┌─ Information

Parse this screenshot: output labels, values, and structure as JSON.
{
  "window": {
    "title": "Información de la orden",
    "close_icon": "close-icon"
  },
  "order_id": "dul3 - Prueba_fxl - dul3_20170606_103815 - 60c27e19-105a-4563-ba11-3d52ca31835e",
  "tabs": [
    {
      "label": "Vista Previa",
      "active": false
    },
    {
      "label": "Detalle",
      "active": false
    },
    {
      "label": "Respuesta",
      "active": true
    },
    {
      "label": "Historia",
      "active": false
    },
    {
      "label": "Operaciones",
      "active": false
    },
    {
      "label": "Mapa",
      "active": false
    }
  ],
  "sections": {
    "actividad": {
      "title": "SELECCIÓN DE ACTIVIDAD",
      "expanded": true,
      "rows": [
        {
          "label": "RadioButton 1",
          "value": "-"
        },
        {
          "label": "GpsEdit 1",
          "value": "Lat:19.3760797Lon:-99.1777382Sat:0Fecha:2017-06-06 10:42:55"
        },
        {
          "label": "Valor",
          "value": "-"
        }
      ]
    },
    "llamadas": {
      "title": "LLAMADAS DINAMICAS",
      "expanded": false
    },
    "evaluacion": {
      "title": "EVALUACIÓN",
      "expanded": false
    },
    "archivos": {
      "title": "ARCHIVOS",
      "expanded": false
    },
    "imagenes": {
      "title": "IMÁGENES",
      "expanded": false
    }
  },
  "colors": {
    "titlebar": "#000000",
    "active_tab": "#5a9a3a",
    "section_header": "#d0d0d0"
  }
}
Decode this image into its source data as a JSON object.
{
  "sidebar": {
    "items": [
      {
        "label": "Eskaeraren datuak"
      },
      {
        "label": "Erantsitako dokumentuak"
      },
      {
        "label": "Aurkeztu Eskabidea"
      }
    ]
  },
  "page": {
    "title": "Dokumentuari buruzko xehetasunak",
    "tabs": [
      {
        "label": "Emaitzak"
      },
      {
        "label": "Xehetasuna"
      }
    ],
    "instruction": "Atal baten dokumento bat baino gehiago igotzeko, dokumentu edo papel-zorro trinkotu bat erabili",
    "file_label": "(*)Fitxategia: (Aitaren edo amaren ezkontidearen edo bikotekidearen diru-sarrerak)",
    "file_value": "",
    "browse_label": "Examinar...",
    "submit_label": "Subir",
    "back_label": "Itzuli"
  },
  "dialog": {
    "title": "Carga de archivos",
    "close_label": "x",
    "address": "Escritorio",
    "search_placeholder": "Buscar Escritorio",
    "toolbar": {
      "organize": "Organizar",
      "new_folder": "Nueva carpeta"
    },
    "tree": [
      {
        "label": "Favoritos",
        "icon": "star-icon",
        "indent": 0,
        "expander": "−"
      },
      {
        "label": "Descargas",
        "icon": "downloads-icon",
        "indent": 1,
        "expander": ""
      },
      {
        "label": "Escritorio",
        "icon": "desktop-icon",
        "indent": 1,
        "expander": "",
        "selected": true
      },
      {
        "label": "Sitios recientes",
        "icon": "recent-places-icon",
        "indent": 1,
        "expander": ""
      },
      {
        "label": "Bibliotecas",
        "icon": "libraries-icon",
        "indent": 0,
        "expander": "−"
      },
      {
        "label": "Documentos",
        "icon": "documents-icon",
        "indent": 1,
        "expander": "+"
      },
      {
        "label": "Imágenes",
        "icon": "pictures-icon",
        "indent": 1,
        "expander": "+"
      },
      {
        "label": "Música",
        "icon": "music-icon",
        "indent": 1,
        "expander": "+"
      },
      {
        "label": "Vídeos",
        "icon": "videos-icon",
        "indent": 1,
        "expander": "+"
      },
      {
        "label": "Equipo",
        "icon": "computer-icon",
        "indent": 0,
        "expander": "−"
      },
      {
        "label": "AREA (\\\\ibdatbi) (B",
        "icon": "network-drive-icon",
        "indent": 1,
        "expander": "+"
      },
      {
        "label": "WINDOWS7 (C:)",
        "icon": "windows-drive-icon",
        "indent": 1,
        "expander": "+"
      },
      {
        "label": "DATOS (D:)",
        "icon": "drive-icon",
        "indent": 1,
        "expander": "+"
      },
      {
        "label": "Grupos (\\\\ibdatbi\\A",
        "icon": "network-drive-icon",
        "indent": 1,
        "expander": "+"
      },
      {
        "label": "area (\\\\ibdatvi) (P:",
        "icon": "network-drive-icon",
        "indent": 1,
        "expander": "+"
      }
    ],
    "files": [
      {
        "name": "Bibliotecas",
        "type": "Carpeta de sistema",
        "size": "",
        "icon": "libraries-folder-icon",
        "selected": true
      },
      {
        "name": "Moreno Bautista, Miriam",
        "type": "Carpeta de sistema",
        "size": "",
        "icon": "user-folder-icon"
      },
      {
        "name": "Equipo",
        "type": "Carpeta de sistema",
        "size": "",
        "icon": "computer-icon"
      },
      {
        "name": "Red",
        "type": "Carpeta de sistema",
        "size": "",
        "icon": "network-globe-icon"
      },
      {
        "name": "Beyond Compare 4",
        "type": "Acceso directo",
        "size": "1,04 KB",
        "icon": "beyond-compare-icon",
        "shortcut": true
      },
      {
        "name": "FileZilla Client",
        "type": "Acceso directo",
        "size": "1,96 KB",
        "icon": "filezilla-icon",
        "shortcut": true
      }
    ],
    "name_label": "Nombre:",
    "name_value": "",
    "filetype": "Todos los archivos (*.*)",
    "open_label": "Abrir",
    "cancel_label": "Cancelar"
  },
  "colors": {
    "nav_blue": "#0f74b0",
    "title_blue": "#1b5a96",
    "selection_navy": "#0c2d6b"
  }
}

└─

● What is required:
Transcribe the entries exactly.

● Response below:
Parse this screenshot: output labels, values, and structure as JSON.
{
  "window": {
    "title": "Información de la orden",
    "close_icon": "close-icon"
  },
  "order_id": "dul3 - Prueba_fxl - dul3_20170606_103815 - 60c27e19-105a-4563-ba11-3d52ca31835e",
  "tabs": [
    {
      "label": "Vista Previa",
      "active": false
    },
    {
      "label": "Detalle",
      "active": false
    },
    {
      "label": "Respuesta",
      "active": true
    },
    {
      "label": "Historia",
      "active": false
    },
    {
      "label": "Operaciones",
      "active": false
    },
    {
      "label": "Mapa",
      "active": false
    }
  ],
  "sections": {
    "actividad": {
      "title": "SELECCIÓN DE ACTIVIDAD",
      "expanded": true,
      "rows": [
        {
          "label": "RadioButton 1",
          "value": "-"
        },
        {
          "label": "GpsEdit 1",
          "value": "Lat:19.3760797Lon:-99.1777382Sat:0Fecha:2017-06-06 10:42:55"
        },
        {
          "label": "Valor",
          "value": "-"
        }
      ]
    },
    "llamadas": {
      "title": "LLAMADAS DINAMICAS",
      "expanded": false
    },
    "evaluacion": {
      "title": "EVALUACIÓN",
      "expanded": false
    },
    "archivos": {
      "title": "ARCHIVOS",
      "expanded": false
    },
    "imagenes": {
      "title": "IMÁGENES",
      "expanded": false
    }
  },
  "colors": {
    "titlebar": "#000000",
    "active_tab": "#5a9a3a",
    "section_header": "#d0d0d0"
  }
}
Decode this image into its source data as a JSON object.
{
  "sidebar": {
    "items": [
      {
        "label": "Eskaeraren datuak"
      },
      {
        "label": "Erantsitako dokumentuak"
      },
      {
        "label": "Aurkeztu Eskabidea"
      }
    ]
  },
  "page": {
    "title": "Dokumentuari buruzko xehetasunak",
    "tabs": [
      {
        "label": "Emaitzak"
      },
      {
        "label": "Xehetasuna"
      }
    ],
    "instruction": "Atal baten dokumento bat baino gehiago igotzeko, dokumentu edo papel-zorro trinkotu bat erabili",
    "file_label": "(*)Fitxategia: (Aitaren edo amaren ezkontidearen edo bikotekidearen diru-sarrerak)",
    "file_value": "",
    "browse_label": "Examinar...",
    "submit_label": "Subir",
    "back_label": "Itzuli"
  },
  "dialog": {
    "title": "Carga de archivos",
    "close_label": "x",
    "address": "Escritorio",
    "search_placeholder": "Buscar Escritorio",
    "toolbar": {
      "organize": "Organizar",
      "new_folder": "Nueva carpeta"
    },
    "tree": [
      {
        "label": "Favoritos",
        "icon": "star-icon",
        "indent": 0,
        "expander": "−"
      },
      {
        "label": "Descargas",
        "icon": "downloads-icon",
        "indent": 1,
        "expander": ""
      },
      {
        "label": "Escritorio",
        "icon": "desktop-icon",
        "indent": 1,
        "expander": "",
        "selected": true
      },
      {
        "label": "Sitios recientes",
        "icon": "recent-places-icon",
        "indent": 1,
        "expander": ""
      },
      {
        "label": "Bibliotecas",
        "icon": "libraries-icon",
        "indent": 0,
        "expander": "−"
      },
      {
        "label": "Documentos",
        "icon": "documents-icon",
        "indent": 1,
        "expander": "+"
      },
      {
        "label": "Imágenes",
        "icon": "pictures-icon",
        "indent": 1,
        "expander": "+"
      },
      {
        "label": "Música",
        "icon": "music-icon",
        "indent": 1,
        "expander": "+"
      },
      {
        "label": "Vídeos",
        "icon": "videos-icon",
        "indent": 1,
        "expander": "+"
      },
      {
        "label": "Equipo",
        "icon": "computer-icon",
        "indent": 0,
        "expander": "−"
      },
      {
        "label": "AREA (\\\\ibdatbi) (B",
        "icon": "network-drive-icon",
        "indent": 1,
        "expander": "+"
      },
      {
        "label": "WINDOWS7 (C:)",
        "icon": "windows-drive-icon",
        "indent": 1,
        "expander": "+"
      },
      {
        "label": "DATOS (D:)",
        "icon": "drive-icon",
        "indent": 1,
        "expander": "+"
      },
      {
        "label": "Grupos (\\\\ibdatbi\\A",
        "icon": "network-drive-icon",
        "indent": 1,
        "expander": "+"
      },
      {
        "label": "area (\\\\ibdatvi) (P:",
        "icon": "network-drive-icon",
        "indent": 1,
        "expander": "+"
      }
    ],
    "files": [
      {
        "name": "Bibliotecas",
        "type": "Carpeta de sistema",
        "size": "",
        "icon": "libraries-folder-icon",
        "selected": true
      },
      {
        "name": "Moreno Bautista, Miriam",
        "type": "Carpeta de sistema",
        "size": "",
        "icon": "user-folder-icon"
      },
      {
        "name": "Equipo",
        "type": "Carpeta de sistema",
        "size": "",
        "icon": "computer-icon"
      },
      {
        "name": "Red",
        "type": "Carpeta de sistema",
        "size": "",
        "icon": "network-globe-icon"
      },
      {
        "name": "Beyond Compare 4",
        "type": "Acceso directo",
        "size": "1,04 KB",
        "icon": "beyond-compare-icon",
        "shortcut": true
      },
      {
        "name": "FileZilla Client",
        "type": "Acceso directo",
        "size": "1,96 KB",
        "icon": "filezilla-icon",
        "shortcut": true
      }
    ],
    "name_label": "Nombre:",
    "name_value": "",
    "filetype": "Todos los archivos (*.*)",
    "open_label": "Abrir",
    "cancel_label": "Cancelar"
  },
  "colors": {
    "nav_blue": "#0f74b0",
    "title_blue": "#1b5a96",
    "selection_navy": "#0c2d6b"
  }
}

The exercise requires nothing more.